• [WHAT IS EXPECTED]:
Find the lines of data that contain the string "ganglia", then list them.

-.-.-

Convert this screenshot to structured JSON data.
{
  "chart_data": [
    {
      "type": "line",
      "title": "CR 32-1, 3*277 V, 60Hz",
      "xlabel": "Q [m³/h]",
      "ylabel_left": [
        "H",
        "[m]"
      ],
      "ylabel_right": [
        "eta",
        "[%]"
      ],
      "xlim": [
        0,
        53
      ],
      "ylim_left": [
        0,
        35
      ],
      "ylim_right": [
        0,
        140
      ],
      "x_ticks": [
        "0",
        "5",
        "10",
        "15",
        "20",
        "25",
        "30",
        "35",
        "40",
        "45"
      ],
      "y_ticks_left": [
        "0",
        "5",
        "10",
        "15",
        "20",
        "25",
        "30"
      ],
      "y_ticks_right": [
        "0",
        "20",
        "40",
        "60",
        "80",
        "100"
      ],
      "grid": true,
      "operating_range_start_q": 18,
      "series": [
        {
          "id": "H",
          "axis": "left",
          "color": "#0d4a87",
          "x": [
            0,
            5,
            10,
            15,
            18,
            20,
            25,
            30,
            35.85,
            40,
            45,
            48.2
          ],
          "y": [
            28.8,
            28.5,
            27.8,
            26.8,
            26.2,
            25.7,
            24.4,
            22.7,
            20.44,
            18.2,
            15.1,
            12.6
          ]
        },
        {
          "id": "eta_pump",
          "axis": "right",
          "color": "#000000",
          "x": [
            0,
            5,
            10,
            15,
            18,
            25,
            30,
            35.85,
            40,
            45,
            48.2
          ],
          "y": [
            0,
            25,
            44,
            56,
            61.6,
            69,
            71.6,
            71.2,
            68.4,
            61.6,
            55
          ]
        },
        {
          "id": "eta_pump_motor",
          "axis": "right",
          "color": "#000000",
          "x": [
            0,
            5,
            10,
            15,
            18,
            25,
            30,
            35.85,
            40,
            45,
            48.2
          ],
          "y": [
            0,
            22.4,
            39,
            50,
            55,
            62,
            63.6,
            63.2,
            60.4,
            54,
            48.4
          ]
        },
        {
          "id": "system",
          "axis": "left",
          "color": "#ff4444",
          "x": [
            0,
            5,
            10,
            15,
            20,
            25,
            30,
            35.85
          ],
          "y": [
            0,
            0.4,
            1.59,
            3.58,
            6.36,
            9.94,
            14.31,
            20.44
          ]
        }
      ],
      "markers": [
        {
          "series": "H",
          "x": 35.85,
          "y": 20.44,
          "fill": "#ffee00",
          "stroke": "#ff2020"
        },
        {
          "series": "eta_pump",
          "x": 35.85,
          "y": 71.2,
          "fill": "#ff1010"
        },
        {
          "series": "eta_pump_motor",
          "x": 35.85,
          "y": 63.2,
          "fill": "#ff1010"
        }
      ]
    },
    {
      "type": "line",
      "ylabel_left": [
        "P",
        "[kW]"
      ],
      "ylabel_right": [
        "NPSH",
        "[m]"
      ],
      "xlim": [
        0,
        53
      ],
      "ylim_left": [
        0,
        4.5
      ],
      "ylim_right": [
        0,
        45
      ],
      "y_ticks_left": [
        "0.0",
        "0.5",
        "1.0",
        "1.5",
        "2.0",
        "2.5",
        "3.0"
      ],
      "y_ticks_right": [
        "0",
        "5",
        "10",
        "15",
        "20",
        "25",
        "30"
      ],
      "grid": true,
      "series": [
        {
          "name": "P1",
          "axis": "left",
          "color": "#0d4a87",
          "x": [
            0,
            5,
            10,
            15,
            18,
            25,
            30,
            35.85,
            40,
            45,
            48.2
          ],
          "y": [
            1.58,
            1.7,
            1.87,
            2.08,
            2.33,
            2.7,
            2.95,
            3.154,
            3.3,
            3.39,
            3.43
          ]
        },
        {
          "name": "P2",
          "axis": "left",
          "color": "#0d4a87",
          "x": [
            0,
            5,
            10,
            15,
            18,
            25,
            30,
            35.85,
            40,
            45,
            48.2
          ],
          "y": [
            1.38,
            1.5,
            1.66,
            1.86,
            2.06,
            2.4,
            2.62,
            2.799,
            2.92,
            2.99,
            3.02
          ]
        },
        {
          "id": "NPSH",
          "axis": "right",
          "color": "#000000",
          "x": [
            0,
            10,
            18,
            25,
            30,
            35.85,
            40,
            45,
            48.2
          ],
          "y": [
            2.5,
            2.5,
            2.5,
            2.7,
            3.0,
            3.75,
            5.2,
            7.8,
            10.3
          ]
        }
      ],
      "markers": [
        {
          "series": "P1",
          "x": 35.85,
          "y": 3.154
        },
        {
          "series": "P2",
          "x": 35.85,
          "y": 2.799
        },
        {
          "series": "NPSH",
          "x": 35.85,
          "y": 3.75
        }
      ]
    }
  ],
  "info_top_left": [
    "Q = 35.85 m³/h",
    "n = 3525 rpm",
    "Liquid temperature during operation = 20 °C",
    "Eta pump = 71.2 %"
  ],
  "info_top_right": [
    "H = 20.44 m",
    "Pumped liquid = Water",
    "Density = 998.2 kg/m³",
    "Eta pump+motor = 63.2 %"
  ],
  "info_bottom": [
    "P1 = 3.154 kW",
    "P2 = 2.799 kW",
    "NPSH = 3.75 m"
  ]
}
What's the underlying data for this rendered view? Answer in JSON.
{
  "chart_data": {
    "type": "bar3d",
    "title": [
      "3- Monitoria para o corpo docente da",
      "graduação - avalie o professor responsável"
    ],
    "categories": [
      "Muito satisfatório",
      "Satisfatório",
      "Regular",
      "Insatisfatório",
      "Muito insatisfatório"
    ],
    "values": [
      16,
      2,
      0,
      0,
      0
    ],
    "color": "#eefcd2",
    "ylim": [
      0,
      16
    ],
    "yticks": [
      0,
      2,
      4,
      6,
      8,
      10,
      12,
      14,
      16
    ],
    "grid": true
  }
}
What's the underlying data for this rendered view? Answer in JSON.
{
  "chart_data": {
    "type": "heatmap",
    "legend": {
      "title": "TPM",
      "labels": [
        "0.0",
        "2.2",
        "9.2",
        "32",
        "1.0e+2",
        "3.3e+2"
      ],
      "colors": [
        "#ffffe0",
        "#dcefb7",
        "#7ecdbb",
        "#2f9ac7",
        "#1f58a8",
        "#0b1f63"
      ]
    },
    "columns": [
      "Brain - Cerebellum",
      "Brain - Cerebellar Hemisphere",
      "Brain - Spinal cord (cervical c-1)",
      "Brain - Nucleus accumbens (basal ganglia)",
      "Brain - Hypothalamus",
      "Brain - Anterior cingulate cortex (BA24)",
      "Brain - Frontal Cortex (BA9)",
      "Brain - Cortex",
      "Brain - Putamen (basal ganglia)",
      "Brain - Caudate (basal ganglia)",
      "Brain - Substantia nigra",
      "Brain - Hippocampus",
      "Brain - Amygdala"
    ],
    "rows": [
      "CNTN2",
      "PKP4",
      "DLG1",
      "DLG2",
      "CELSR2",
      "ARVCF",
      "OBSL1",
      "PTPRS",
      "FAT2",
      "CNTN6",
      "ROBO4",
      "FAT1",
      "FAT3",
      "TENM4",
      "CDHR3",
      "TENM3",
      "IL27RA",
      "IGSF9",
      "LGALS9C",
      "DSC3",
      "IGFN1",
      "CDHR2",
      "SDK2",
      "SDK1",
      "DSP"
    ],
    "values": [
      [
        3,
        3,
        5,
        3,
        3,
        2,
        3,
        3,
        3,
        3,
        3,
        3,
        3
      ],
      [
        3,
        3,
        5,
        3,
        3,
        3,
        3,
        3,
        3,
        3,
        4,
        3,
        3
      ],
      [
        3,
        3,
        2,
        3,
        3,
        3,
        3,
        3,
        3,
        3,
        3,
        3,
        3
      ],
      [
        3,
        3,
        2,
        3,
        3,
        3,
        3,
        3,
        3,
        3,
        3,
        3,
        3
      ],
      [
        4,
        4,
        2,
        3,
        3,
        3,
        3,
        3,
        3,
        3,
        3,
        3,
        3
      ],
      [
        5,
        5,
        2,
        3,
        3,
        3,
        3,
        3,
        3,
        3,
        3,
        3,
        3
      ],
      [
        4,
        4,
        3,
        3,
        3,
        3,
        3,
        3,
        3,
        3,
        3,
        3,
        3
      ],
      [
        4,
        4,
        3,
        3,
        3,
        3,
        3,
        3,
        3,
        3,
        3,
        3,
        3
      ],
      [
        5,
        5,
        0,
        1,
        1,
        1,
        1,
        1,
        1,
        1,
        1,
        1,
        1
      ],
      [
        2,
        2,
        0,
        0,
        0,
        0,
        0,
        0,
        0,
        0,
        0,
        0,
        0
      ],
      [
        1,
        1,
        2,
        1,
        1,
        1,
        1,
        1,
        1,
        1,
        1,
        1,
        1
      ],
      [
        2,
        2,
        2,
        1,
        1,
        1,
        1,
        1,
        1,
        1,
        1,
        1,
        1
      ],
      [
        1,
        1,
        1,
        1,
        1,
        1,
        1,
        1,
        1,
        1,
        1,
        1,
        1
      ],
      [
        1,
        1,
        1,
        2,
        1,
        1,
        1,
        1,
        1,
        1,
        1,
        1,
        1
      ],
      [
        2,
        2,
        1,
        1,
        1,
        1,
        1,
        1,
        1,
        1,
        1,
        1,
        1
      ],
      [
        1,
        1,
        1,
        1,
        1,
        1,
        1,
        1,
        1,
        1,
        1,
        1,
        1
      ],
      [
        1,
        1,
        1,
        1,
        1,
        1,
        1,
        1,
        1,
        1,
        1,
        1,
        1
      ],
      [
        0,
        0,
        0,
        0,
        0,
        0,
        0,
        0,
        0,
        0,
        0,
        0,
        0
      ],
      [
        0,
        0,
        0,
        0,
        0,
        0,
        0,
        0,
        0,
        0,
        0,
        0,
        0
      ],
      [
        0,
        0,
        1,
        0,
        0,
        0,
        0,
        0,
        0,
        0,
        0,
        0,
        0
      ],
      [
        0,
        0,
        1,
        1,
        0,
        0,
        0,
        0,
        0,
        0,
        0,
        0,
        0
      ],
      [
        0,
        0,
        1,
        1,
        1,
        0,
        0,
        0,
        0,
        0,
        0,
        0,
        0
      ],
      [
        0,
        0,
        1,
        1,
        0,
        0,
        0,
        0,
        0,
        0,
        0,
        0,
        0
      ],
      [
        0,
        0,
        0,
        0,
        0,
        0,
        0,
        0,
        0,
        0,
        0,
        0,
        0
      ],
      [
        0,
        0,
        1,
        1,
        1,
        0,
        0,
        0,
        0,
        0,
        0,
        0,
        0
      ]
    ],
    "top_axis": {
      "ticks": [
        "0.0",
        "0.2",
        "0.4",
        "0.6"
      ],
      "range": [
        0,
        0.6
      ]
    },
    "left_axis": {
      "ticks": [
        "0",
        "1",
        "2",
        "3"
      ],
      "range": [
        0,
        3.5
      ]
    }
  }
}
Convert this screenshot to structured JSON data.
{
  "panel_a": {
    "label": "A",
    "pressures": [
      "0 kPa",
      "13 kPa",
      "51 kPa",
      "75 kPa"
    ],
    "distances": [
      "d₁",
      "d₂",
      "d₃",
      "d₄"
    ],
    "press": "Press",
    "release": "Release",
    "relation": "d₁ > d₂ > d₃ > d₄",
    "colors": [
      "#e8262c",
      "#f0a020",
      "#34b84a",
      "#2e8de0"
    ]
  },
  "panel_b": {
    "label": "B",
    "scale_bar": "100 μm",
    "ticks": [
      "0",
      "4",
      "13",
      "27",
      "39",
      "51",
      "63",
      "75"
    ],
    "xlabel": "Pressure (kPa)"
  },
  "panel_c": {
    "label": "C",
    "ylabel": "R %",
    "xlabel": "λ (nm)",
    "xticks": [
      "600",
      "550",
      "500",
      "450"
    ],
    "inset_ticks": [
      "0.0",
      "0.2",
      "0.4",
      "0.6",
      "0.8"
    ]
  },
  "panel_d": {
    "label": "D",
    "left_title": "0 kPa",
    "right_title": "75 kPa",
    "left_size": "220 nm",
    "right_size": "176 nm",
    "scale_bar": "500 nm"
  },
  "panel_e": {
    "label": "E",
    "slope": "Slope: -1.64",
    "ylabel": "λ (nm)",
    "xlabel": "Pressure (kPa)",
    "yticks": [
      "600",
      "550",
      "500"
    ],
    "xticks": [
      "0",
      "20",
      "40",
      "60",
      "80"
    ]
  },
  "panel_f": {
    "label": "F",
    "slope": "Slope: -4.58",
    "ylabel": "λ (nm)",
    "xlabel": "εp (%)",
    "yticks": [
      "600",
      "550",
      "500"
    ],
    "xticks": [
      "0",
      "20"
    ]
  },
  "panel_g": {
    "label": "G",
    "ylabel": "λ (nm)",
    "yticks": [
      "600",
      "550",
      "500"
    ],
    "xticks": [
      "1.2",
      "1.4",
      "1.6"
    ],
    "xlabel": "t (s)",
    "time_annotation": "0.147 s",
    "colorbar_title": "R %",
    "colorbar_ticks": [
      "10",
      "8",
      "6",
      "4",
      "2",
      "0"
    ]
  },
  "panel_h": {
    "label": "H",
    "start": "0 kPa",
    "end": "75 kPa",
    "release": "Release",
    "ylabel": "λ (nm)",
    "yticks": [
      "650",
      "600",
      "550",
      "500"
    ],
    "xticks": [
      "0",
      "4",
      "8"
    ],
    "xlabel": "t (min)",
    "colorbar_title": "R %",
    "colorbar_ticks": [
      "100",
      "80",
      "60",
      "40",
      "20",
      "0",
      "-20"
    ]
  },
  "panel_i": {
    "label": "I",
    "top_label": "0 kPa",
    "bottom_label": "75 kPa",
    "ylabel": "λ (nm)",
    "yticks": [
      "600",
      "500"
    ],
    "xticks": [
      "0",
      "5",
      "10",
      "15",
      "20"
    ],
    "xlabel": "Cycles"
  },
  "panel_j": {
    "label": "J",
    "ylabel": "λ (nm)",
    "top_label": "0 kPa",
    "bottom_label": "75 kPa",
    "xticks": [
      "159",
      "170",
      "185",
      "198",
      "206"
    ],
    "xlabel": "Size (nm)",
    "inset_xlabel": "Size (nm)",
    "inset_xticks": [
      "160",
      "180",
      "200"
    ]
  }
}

-.-.-

• [OUTPUT OF THE TASK]:
      "Brain - Nucleus accumbens (basal ganglia)",
      "Brain - Putamen (basal ganglia)",
      "Brain - Caudate (basal ganglia)",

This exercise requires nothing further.